### Task directions
Every record that follows must be duplicated exactly, with images left out.

### Dataset records
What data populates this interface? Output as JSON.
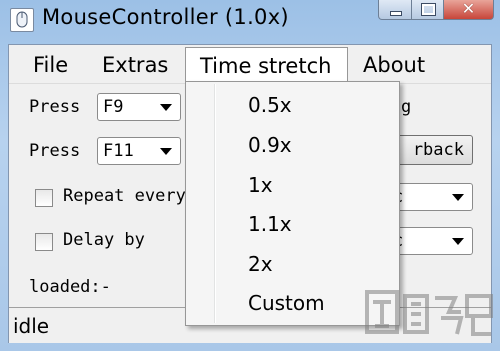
{
  "window": {
    "title": "MouseController (1.0x)"
  },
  "menubar": {
    "file": "File",
    "extras": "Extras",
    "time_stretch": "Time stretch",
    "about": "About"
  },
  "form": {
    "press1_label": "Press",
    "press1_key": "F9",
    "press2_label": "Press",
    "press2_key": "F11",
    "right_label1": "g",
    "playback_button": "rback",
    "repeat_label": "Repeat every",
    "delay_label": "Delay by",
    "combo3_fragment": "c",
    "combo4_fragment": "c",
    "loaded": "loaded:-"
  },
  "status": {
    "text": "idle"
  },
  "dropdown": {
    "items": [
      "0.5x",
      "0.9x",
      "1x",
      "1.1x",
      "2x",
      "Custom"
    ]
  },
  "colors": {
    "close_button": "#c7463a",
    "titlebar": "#a9c7e8"
  },
  "icons": {
    "app": "mouse-icon",
    "watermark": "watermark-logo"
  }
}
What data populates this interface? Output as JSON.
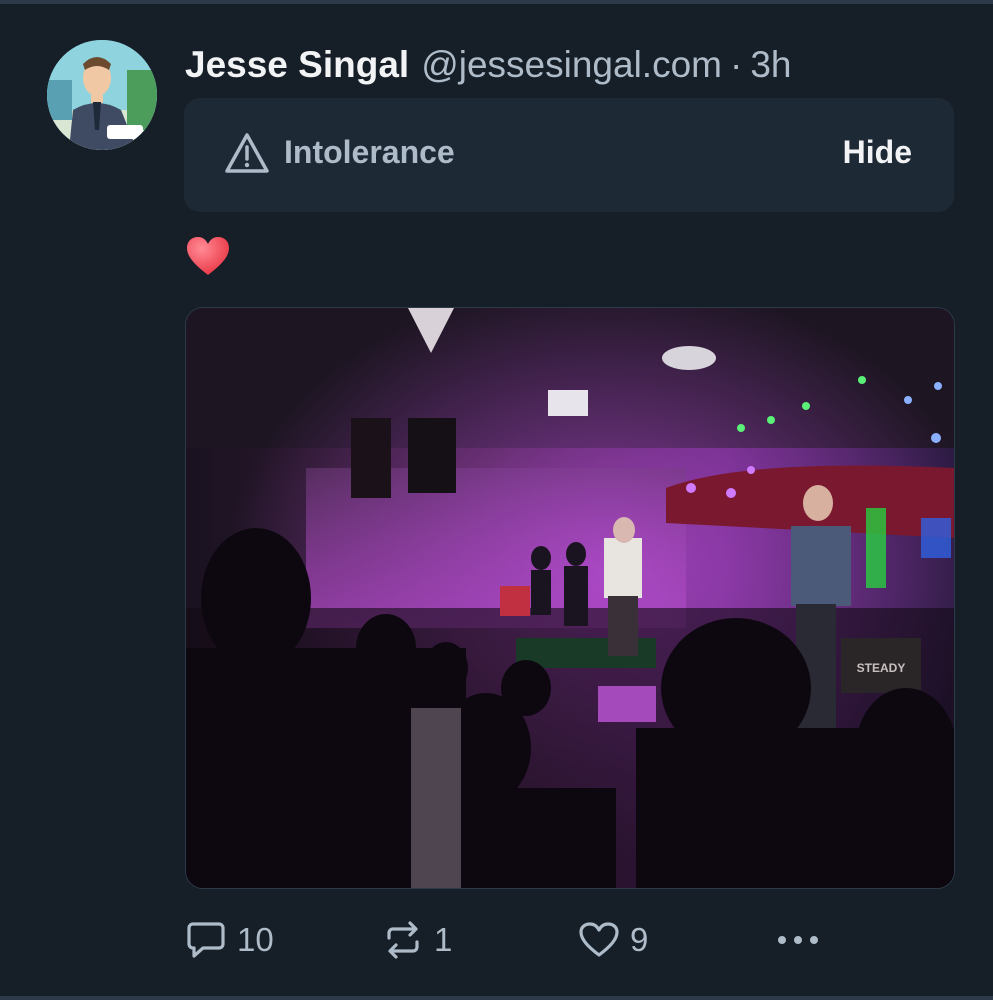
{
  "post": {
    "author_name": "Jesse Singal",
    "author_handle": "@jessesingal.com",
    "separator": "·",
    "time": "3h",
    "content_warning": {
      "icon": "warning-triangle-icon",
      "label": "Intolerance",
      "action_label": "Hide"
    },
    "body_emoji": "heart-emoji",
    "image": {
      "kind": "concert-photo",
      "visible_text": "STEADY"
    }
  },
  "actions": {
    "reply_count": "10",
    "repost_count": "1",
    "like_count": "9",
    "more_icon": "ellipsis-icon"
  },
  "colors": {
    "background": "#161e27",
    "warning_bg": "#1e2936",
    "muted_text": "#aebbc9",
    "heart": "#f24b5a"
  }
}
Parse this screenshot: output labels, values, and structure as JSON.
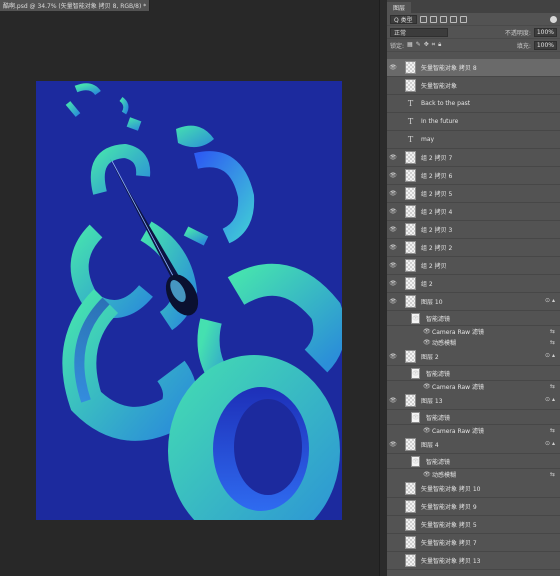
{
  "document": {
    "tab_title": "酷啊.psd @ 34.7% (矢量智能对象 拷贝 8, RGB/8) *",
    "close_glyph": "×"
  },
  "panel": {
    "tab_label": "图层",
    "filter_kind": "Q 类型",
    "blend_mode": "正常",
    "opacity_label": "不透明度:",
    "opacity_value": "100%",
    "lock_label": "锁定:",
    "fill_label": "填充:",
    "fill_value": "100%"
  },
  "layers": [
    {
      "type": "layer",
      "name": "矢量智能对象 拷贝 8",
      "visible": true,
      "thumb": "checker",
      "selected": true
    },
    {
      "type": "layer",
      "name": "矢量智能对象",
      "visible": false,
      "thumb": "checker"
    },
    {
      "type": "layer",
      "name": "Back to the past",
      "visible": false,
      "thumb": "text"
    },
    {
      "type": "layer",
      "name": "In the future",
      "visible": false,
      "thumb": "text"
    },
    {
      "type": "layer",
      "name": "may",
      "visible": false,
      "thumb": "text"
    },
    {
      "type": "layer",
      "name": "组 2 拷贝 7",
      "visible": true,
      "thumb": "checker"
    },
    {
      "type": "layer",
      "name": "组 2 拷贝 6",
      "visible": true,
      "thumb": "checker"
    },
    {
      "type": "layer",
      "name": "组 2 拷贝 5",
      "visible": true,
      "thumb": "checker"
    },
    {
      "type": "layer",
      "name": "组 2 拷贝 4",
      "visible": true,
      "thumb": "checker"
    },
    {
      "type": "layer",
      "name": "组 2 拷贝 3",
      "visible": true,
      "thumb": "checker"
    },
    {
      "type": "layer",
      "name": "组 2 拷贝 2",
      "visible": true,
      "thumb": "checker"
    },
    {
      "type": "layer",
      "name": "组 2 拷贝",
      "visible": true,
      "thumb": "checker"
    },
    {
      "type": "layer",
      "name": "组 2",
      "visible": true,
      "thumb": "checker"
    },
    {
      "type": "layer",
      "name": "图层 10",
      "visible": true,
      "thumb": "checker",
      "fx": true
    },
    {
      "type": "filter",
      "name": "智能滤镜",
      "thumb": "white"
    },
    {
      "type": "effect",
      "name": "Camera Raw 滤镜"
    },
    {
      "type": "effect",
      "name": "动感模糊"
    },
    {
      "type": "layer",
      "name": "图层 2",
      "visible": true,
      "thumb": "checker",
      "fx": true
    },
    {
      "type": "filter",
      "name": "智能滤镜",
      "thumb": "white"
    },
    {
      "type": "effect",
      "name": "Camera Raw 滤镜"
    },
    {
      "type": "layer",
      "name": "图层 13",
      "visible": true,
      "thumb": "checker",
      "fx": true
    },
    {
      "type": "filter",
      "name": "智能滤镜",
      "thumb": "white"
    },
    {
      "type": "effect",
      "name": "Camera Raw 滤镜"
    },
    {
      "type": "layer",
      "name": "图层 4",
      "visible": true,
      "thumb": "checker",
      "fx": true
    },
    {
      "type": "filter",
      "name": "智能滤镜",
      "thumb": "white"
    },
    {
      "type": "effect",
      "name": "动感模糊"
    },
    {
      "type": "layer",
      "name": "矢量智能对象 拷贝 10",
      "visible": false,
      "thumb": "checker"
    },
    {
      "type": "layer",
      "name": "矢量智能对象 拷贝 9",
      "visible": false,
      "thumb": "checker"
    },
    {
      "type": "layer",
      "name": "矢量智能对象 拷贝 5",
      "visible": false,
      "thumb": "checker"
    },
    {
      "type": "layer",
      "name": "矢量智能对象 拷贝 7",
      "visible": false,
      "thumb": "checker"
    },
    {
      "type": "layer",
      "name": "矢量智能对象 拷贝 13",
      "visible": false,
      "thumb": "checker"
    }
  ],
  "colors": {
    "artboard_bg": "#1c2a9e",
    "ring_teal": "#3fd7b0",
    "ring_blue": "#2f6bf0"
  }
}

### Result for this exercise
What data populates this interface? Output as JSON.
{
  "window": {
    "title": "MouseController (1.0x)"
  },
  "menubar": {
    "file": "File",
    "extras": "Extras",
    "time_stretch": "Time stretch",
    "about": "About"
  },
  "form": {
    "press1_label": "Press",
    "press1_key": "F9",
    "press2_label": "Press",
    "press2_key": "F11",
    "right_label1": "g",
    "playback_button": "rback",
    "repeat_label": "Repeat every",
    "delay_label": "Delay by",
    "combo3_fragment": "c",
    "combo4_fragment": "c",
    "loaded": "loaded:-"
  },
  "status": {
    "text": "idle"
  },
  "dropdown": {
    "items": [
      "0.5x",
      "0.9x",
      "1x",
      "1.1x",
      "2x",
      "Custom"
    ]
  },
  "colors": {
    "close_button": "#c7463a",
    "titlebar": "#a9c7e8"
  },
  "icons": {
    "app": "mouse-icon",
    "watermark": "watermark-logo"
  }
}
What data populates this interface? Output as JSON.
{
  "post": {
    "author_name": "Jesse Singal",
    "author_handle": "@jessesingal.com",
    "separator": "·",
    "time": "3h",
    "content_warning": {
      "icon": "warning-triangle-icon",
      "label": "Intolerance",
      "action_label": "Hide"
    },
    "body_emoji": "heart-emoji",
    "image": {
      "kind": "concert-photo",
      "visible_text": "STEADY"
    }
  },
  "actions": {
    "reply_count": "10",
    "repost_count": "1",
    "like_count": "9",
    "more_icon": "ellipsis-icon"
  },
  "colors": {
    "background": "#161e27",
    "warning_bg": "#1e2936",
    "muted_text": "#aebbc9",
    "heart": "#f24b5a"
  }
}
Parse this screenshot: output labels, values, and structure as JSON.
{
  "document": {
    "tab_title": "酷啊.psd @ 34.7% (矢量智能对象 拷贝 8, RGB/8) *",
    "close_glyph": "×"
  },
  "panel": {
    "tab_label": "图层",
    "filter_kind": "Q 类型",
    "blend_mode": "正常",
    "opacity_label": "不透明度:",
    "opacity_value": "100%",
    "lock_label": "锁定:",
    "fill_label": "填充:",
    "fill_value": "100%"
  },
  "layers": [
    {
      "type": "layer",
      "name": "矢量智能对象 拷贝 8",
      "visible": true,
      "thumb": "checker",
      "selected": true
    },
    {
      "type": "layer",
      "name": "矢量智能对象",
      "visible": false,
      "thumb": "checker"
    },
    {
      "type": "layer",
      "name": "Back to the past",
      "visible": false,
      "thumb": "text"
    },
    {
      "type": "layer",
      "name": "In the future",
      "visible": false,
      "thumb": "text"
    },
    {
      "type": "layer",
      "name": "may",
      "visible": false,
      "thumb": "text"
    },
    {
      "type": "layer",
      "name": "组 2 拷贝 7",
      "visible": true,
      "thumb": "checker"
    },
    {
      "type": "layer",
      "name": "组 2 拷贝 6",
      "visible": true,
      "thumb": "checker"
    },
    {
      "type": "layer",
      "name": "组 2 拷贝 5",
      "visible": true,
      "thumb": "checker"
    },
    {
      "type": "layer",
      "name": "组 2 拷贝 4",
      "visible": true,
      "thumb": "checker"
    },
    {
      "type": "layer",
      "name": "组 2 拷贝 3",
      "visible": true,
      "thumb": "checker"
    },
    {
      "type": "layer",
      "name": "组 2 拷贝 2",
      "visible": true,
      "thumb": "checker"
    },
    {
      "type": "layer",
      "name": "组 2 拷贝",
      "visible": true,
      "thumb": "checker"
    },
    {
      "type": "layer",
      "name": "组 2",
      "visible": true,
      "thumb": "checker"
    },
    {
      "type": "layer",
      "name": "图层 10",
      "visible": true,
      "thumb": "checker",
      "fx": true
    },
    {
      "type": "filter",
      "name": "智能滤镜",
      "thumb": "white"
    },
    {
      "type": "effect",
      "name": "Camera Raw 滤镜"
    },
    {
      "type": "effect",
      "name": "动感模糊"
    },
    {
      "type": "layer",
      "name": "图层 2",
      "visible": true,
      "thumb": "checker",
      "fx": true
    },
    {
      "type": "filter",
      "name": "智能滤镜",
      "thumb": "white"
    },
    {
      "type": "effect",
      "name": "Camera Raw 滤镜"
    },
    {
      "type": "layer",
      "name": "图层 13",
      "visible": true,
      "thumb": "checker",
      "fx": true
    },
    {
      "type": "filter",
      "name": "智能滤镜",
      "thumb": "white"
    },
    {
      "type": "effect",
      "name": "Camera Raw 滤镜"
    },
    {
      "type": "layer",
      "name": "图层 4",
      "visible": true,
      "thumb": "checker",
      "fx": true
    },
    {
      "type": "filter",
      "name": "智能滤镜",
      "thumb": "white"
    },
    {
      "type": "effect",
      "name": "动感模糊"
    },
    {
      "type": "layer",
      "name": "矢量智能对象 拷贝 10",
      "visible": false,
      "thumb": "checker"
    },
    {
      "type": "layer",
      "name": "矢量智能对象 拷贝 9",
      "visible": false,
      "thumb": "checker"
    },
    {
      "type": "layer",
      "name": "矢量智能对象 拷贝 5",
      "visible": false,
      "thumb": "checker"
    },
    {
      "type": "layer",
      "name": "矢量智能对象 拷贝 7",
      "visible": false,
      "thumb": "checker"
    },
    {
      "type": "layer",
      "name": "矢量智能对象 拷贝 13",
      "visible": false,
      "thumb": "checker"
    }
  ],
  "colors": {
    "artboard_bg": "#1c2a9e",
    "ring_teal": "#3fd7b0",
    "ring_blue": "#2f6bf0"
  }
}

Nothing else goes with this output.